TASK TO CARRY OUT: If a line in the listing below includes the word "Falciparum", pick it out.

━━━━━━

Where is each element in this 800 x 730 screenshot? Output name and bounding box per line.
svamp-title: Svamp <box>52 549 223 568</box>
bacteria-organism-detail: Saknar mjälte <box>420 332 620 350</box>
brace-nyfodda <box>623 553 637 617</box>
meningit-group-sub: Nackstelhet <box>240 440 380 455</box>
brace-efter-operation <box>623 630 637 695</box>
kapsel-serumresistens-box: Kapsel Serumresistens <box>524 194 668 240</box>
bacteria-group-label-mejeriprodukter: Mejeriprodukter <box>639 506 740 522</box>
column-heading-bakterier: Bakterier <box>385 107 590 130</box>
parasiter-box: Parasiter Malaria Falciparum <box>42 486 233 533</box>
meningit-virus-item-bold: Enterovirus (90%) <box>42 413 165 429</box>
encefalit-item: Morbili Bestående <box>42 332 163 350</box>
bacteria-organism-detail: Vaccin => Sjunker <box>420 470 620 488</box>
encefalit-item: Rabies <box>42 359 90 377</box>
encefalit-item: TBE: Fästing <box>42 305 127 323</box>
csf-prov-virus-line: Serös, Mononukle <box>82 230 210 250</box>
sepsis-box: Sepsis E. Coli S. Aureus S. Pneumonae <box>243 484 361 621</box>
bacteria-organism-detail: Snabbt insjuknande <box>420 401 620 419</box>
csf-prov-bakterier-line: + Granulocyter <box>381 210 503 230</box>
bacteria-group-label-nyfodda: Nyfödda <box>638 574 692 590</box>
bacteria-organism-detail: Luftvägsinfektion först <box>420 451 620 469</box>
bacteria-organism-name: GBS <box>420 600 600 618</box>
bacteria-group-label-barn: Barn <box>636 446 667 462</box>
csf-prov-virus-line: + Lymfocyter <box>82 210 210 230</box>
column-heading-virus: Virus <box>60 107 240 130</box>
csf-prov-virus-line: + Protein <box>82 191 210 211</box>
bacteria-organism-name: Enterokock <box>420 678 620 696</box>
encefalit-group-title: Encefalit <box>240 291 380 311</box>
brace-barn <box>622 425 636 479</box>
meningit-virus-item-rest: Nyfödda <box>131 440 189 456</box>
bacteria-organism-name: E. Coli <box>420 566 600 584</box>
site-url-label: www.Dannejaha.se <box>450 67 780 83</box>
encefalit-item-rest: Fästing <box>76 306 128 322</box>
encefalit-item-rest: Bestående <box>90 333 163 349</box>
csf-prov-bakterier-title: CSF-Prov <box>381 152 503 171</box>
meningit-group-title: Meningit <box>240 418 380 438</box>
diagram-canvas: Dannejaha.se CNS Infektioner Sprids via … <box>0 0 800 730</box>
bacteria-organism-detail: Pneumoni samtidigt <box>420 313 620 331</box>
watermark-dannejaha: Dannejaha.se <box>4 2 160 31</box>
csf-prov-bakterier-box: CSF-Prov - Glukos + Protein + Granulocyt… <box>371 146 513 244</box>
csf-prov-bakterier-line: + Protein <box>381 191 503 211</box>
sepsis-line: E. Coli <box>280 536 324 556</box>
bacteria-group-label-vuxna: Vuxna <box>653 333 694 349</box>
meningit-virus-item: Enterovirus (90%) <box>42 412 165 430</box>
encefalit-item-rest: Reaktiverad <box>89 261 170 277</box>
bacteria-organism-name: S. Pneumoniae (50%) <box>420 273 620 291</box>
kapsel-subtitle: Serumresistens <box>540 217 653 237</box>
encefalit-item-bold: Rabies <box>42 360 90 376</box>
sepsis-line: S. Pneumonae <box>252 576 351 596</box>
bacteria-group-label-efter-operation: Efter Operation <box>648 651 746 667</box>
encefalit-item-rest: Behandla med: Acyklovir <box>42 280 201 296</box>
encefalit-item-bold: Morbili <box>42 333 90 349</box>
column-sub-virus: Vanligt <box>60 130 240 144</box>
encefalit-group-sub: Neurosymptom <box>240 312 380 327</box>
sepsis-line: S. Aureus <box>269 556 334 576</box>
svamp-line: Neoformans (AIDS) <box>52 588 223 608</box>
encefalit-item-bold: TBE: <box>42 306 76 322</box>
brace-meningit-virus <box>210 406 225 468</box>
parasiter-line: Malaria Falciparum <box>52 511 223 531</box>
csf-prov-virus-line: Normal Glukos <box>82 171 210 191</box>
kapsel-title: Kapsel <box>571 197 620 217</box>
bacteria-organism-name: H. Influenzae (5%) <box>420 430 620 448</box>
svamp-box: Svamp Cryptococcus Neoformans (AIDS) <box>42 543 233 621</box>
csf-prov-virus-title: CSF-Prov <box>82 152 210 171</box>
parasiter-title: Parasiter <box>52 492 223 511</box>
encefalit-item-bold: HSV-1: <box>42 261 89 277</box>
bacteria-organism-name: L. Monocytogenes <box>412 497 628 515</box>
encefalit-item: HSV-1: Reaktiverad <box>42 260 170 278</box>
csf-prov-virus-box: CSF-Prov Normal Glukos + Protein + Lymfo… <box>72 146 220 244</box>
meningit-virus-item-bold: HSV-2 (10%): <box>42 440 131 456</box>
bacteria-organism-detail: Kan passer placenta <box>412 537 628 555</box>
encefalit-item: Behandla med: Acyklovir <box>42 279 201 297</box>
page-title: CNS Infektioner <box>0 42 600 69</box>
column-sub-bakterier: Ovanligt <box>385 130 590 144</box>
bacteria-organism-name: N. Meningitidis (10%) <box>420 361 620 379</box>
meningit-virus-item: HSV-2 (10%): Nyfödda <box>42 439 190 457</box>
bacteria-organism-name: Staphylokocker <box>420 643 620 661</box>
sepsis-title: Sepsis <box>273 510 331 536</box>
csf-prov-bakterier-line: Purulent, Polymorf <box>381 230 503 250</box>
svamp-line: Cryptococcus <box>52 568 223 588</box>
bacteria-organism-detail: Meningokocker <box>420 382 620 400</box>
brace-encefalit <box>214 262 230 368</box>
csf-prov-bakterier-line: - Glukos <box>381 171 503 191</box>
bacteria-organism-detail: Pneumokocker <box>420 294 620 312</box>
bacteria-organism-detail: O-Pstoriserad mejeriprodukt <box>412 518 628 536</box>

━━━━━━

WRITTEN RESPONSE:
parasiter-box: Parasiter Malaria Falciparum <box>42 486 233 533</box>
parasiter-line: Malaria Falciparum <box>52 511 223 531</box>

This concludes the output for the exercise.